++++ Recorded information
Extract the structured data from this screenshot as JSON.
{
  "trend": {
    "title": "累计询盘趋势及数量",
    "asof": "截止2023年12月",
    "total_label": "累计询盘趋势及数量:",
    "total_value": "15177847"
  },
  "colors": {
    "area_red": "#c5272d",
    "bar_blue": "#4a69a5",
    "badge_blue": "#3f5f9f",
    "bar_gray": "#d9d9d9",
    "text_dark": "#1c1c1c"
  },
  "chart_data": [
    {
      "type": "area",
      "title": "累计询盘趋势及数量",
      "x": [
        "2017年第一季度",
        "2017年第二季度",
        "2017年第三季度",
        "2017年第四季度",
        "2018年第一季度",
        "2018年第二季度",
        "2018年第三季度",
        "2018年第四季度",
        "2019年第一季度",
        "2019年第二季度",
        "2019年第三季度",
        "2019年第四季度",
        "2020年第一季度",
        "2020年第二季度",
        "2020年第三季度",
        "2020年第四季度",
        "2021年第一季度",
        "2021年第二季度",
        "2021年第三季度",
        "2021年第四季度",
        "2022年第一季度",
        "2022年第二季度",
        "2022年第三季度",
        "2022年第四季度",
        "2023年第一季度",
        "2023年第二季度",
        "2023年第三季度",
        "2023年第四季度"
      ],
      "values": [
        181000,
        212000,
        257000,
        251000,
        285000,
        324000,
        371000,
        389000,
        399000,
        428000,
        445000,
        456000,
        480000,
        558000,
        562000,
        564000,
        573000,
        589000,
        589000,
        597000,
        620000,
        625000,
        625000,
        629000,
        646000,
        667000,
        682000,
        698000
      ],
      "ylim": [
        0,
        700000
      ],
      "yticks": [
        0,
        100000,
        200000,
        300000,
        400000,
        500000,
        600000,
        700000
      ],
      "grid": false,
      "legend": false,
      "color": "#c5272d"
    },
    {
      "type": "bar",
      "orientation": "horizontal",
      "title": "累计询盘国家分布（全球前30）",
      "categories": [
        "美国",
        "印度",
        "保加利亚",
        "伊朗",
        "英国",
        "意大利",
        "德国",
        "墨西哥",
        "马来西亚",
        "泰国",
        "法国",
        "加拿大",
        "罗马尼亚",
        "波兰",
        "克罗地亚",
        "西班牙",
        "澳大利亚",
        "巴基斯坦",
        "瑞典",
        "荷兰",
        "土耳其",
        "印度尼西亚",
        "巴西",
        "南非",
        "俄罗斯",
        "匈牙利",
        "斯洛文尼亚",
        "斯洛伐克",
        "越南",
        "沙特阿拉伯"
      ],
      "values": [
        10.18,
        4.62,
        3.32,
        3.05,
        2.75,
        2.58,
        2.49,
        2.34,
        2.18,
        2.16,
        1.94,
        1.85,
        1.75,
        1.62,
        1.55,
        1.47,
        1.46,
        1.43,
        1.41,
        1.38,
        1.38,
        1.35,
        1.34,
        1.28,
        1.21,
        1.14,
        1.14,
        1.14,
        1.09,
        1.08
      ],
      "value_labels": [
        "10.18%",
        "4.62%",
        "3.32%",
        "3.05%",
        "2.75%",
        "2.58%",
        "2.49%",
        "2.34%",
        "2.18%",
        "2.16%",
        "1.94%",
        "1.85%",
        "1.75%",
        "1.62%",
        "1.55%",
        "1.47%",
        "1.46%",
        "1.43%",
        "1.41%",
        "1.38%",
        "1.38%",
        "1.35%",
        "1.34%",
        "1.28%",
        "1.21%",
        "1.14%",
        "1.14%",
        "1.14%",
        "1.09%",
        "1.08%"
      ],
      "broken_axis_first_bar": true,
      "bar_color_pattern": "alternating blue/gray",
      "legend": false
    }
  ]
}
++++++++
Copy each line above that contains the string "title".

    "title": "累计询盘趋势及数量",
      "title": "累计询盘趋势及数量",
      "title": "累计询盘国家分布（全球前30）",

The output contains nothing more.